*SET TASK*.
Below are the records; reproduce all of them exactly but without any images.

*DATASET RECORDS*.

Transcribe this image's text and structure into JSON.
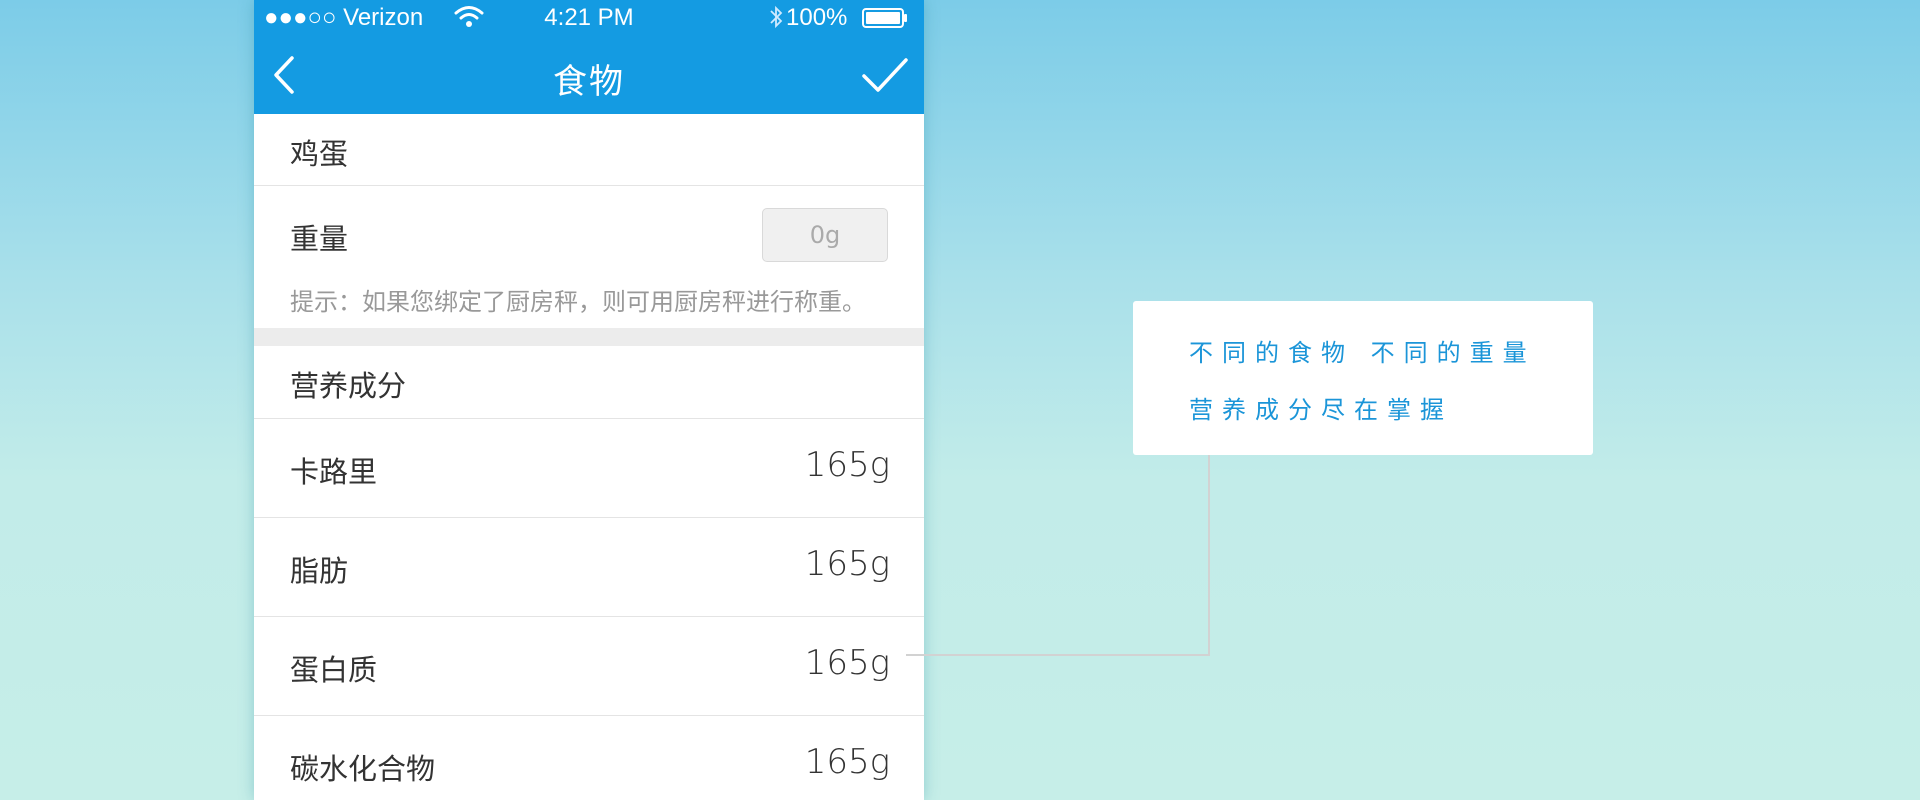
{
  "status_bar": {
    "carrier": "●●●○○ Verizon",
    "time": "4:21 PM",
    "battery": "100%"
  },
  "nav": {
    "title": "食物",
    "back_icon": "chevron-left-icon",
    "confirm_icon": "checkmark-icon"
  },
  "food": {
    "name": "鸡蛋"
  },
  "weight": {
    "label": "重量",
    "placeholder": "0g",
    "hint": "提示：如果您绑定了厨房秤，则可用厨房秤进行称重。"
  },
  "nutrition": {
    "header": "营养成分",
    "items": [
      {
        "label": "卡路里",
        "value": "165g"
      },
      {
        "label": "脂肪",
        "value": "165g"
      },
      {
        "label": "蛋白质",
        "value": "165g"
      },
      {
        "label": "碳水化合物",
        "value": "165g"
      }
    ]
  },
  "callout": {
    "line1": "不同的食物  不同的重量",
    "line2": "营养成分尽在掌握"
  },
  "colors": {
    "primary": "#149be2",
    "callout_text": "#1b95d8",
    "background_top": "#7ccce8",
    "background_bottom": "#c6eee8"
  }
}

*WORKED ANSWER*.
Transcribe this image's text and structure into JSON.
{
  "status_bar": {
    "carrier": "●●●○○ Verizon",
    "time": "4:21 PM",
    "battery": "100%"
  },
  "nav": {
    "title": "食物",
    "back_icon": "chevron-left-icon",
    "confirm_icon": "checkmark-icon"
  },
  "food": {
    "name": "鸡蛋"
  },
  "weight": {
    "label": "重量",
    "placeholder": "0g",
    "hint": "提示：如果您绑定了厨房秤，则可用厨房秤进行称重。"
  },
  "nutrition": {
    "header": "营养成分",
    "items": [
      {
        "label": "卡路里",
        "value": "165g"
      },
      {
        "label": "脂肪",
        "value": "165g"
      },
      {
        "label": "蛋白质",
        "value": "165g"
      },
      {
        "label": "碳水化合物",
        "value": "165g"
      }
    ]
  },
  "callout": {
    "line1": "不同的食物  不同的重量",
    "line2": "营养成分尽在掌握"
  },
  "colors": {
    "primary": "#149be2",
    "callout_text": "#1b95d8",
    "background_top": "#7ccce8",
    "background_bottom": "#c6eee8"
  }
}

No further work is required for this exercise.